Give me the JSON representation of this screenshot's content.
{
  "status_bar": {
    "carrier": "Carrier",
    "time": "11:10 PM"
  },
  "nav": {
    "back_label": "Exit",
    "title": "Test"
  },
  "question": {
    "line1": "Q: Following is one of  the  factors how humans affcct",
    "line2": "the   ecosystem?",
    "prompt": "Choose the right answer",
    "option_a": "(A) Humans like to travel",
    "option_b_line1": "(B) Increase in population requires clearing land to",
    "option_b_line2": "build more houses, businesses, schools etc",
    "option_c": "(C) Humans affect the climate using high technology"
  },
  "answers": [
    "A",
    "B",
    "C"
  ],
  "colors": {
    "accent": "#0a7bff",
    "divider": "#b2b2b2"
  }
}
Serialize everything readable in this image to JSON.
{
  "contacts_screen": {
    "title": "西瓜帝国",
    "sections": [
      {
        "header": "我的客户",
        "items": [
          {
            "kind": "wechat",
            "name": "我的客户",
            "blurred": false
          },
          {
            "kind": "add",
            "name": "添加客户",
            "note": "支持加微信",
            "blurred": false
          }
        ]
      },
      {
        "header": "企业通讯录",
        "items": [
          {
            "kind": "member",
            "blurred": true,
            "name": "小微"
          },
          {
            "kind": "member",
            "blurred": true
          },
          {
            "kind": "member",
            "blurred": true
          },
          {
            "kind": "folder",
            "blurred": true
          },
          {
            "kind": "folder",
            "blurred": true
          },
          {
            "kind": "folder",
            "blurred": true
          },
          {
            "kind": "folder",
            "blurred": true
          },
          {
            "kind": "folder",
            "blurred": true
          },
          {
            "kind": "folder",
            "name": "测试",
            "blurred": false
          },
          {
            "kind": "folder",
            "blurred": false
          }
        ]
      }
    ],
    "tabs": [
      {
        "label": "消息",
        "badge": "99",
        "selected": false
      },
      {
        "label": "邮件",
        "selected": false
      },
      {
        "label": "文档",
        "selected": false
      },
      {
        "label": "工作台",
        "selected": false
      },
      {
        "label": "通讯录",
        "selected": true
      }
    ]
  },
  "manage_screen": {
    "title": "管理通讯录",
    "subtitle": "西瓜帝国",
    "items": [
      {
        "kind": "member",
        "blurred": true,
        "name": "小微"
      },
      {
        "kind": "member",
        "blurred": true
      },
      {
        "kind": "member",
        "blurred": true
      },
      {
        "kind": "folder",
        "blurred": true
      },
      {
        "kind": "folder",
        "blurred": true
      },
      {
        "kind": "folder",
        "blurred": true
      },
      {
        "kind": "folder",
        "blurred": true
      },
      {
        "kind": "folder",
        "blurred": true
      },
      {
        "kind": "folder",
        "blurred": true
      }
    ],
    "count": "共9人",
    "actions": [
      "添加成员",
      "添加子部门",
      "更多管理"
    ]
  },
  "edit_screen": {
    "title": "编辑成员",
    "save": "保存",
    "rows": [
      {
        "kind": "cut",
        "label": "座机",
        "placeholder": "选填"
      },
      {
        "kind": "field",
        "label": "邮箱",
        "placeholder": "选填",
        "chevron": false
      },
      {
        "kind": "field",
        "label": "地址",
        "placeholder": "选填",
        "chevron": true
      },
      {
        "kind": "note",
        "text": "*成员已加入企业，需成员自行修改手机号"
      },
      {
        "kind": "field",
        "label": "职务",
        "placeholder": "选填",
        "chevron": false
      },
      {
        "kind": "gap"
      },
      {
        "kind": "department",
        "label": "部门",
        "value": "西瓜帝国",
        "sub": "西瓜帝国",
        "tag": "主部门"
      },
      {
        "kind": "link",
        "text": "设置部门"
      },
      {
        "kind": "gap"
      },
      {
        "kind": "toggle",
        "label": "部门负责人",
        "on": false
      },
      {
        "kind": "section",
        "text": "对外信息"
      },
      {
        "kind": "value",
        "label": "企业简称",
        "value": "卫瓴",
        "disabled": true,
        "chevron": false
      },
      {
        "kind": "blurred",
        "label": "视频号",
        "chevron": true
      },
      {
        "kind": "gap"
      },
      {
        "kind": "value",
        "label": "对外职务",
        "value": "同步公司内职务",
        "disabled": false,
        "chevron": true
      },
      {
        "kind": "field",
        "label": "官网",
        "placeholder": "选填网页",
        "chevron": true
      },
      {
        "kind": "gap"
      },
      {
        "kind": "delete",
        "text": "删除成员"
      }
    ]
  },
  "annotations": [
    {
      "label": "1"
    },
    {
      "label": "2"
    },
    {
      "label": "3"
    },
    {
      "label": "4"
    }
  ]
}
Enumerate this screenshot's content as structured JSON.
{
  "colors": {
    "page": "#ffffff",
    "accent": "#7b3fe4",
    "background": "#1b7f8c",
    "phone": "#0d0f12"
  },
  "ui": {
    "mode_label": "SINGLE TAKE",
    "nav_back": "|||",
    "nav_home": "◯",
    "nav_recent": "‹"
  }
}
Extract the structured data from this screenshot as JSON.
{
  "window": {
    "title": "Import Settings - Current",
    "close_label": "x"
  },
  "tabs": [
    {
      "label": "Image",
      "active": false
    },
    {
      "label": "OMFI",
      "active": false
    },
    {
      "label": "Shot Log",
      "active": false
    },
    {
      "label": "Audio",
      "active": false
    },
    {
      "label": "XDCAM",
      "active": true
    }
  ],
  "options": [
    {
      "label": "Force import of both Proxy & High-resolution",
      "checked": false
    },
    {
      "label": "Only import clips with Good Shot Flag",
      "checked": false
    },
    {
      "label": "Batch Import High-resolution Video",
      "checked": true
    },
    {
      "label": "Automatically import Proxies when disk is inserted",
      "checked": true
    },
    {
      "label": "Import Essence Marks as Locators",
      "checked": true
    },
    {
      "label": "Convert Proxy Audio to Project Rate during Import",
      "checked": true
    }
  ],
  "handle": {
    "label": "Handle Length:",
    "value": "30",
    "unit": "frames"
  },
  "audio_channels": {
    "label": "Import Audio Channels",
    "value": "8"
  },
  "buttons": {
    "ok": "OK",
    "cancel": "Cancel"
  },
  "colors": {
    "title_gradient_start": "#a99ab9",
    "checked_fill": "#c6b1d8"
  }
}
----------
WHAT THE EXERCISE ASKS » Find the line containing "Extract the structured" in the material above. Print it and every line after it through the end, exactly and only those.

ANSWER TO THIS EXERCISE »
Extract the structured data from this screenshot as JSON.
{
  "window": {
    "title": "Import Settings - Current",
    "close_label": "x"
  },
  "tabs": [
    {
      "label": "Image",
      "active": false
    },
    {
      "label": "OMFI",
      "active": false
    },
    {
      "label": "Shot Log",
      "active": false
    },
    {
      "label": "Audio",
      "active": false
    },
    {
      "label": "XDCAM",
      "active": true
    }
  ],
  "options": [
    {
      "label": "Force import of both Proxy & High-resolution",
      "checked": false
    },
    {
      "label": "Only import clips with Good Shot Flag",
      "checked": false
    },
    {
      "label": "Batch Import High-resolution Video",
      "checked": true
    },
    {
      "label": "Automatically import Proxies when disk is inserted",
      "checked": true
    },
    {
      "label": "Import Essence Marks as Locators",
      "checked": true
    },
    {
      "label": "Convert Proxy Audio to Project Rate during Import",
      "checked": true
    }
  ],
  "handle": {
    "label": "Handle Length:",
    "value": "30",
    "unit": "frames"
  },
  "audio_channels": {
    "label": "Import Audio Channels",
    "value": "8"
  },
  "buttons": {
    "ok": "OK",
    "cancel": "Cancel"
  },
  "colors": {
    "title_gradient_start": "#a99ab9",
    "checked_fill": "#c6b1d8"
  }
}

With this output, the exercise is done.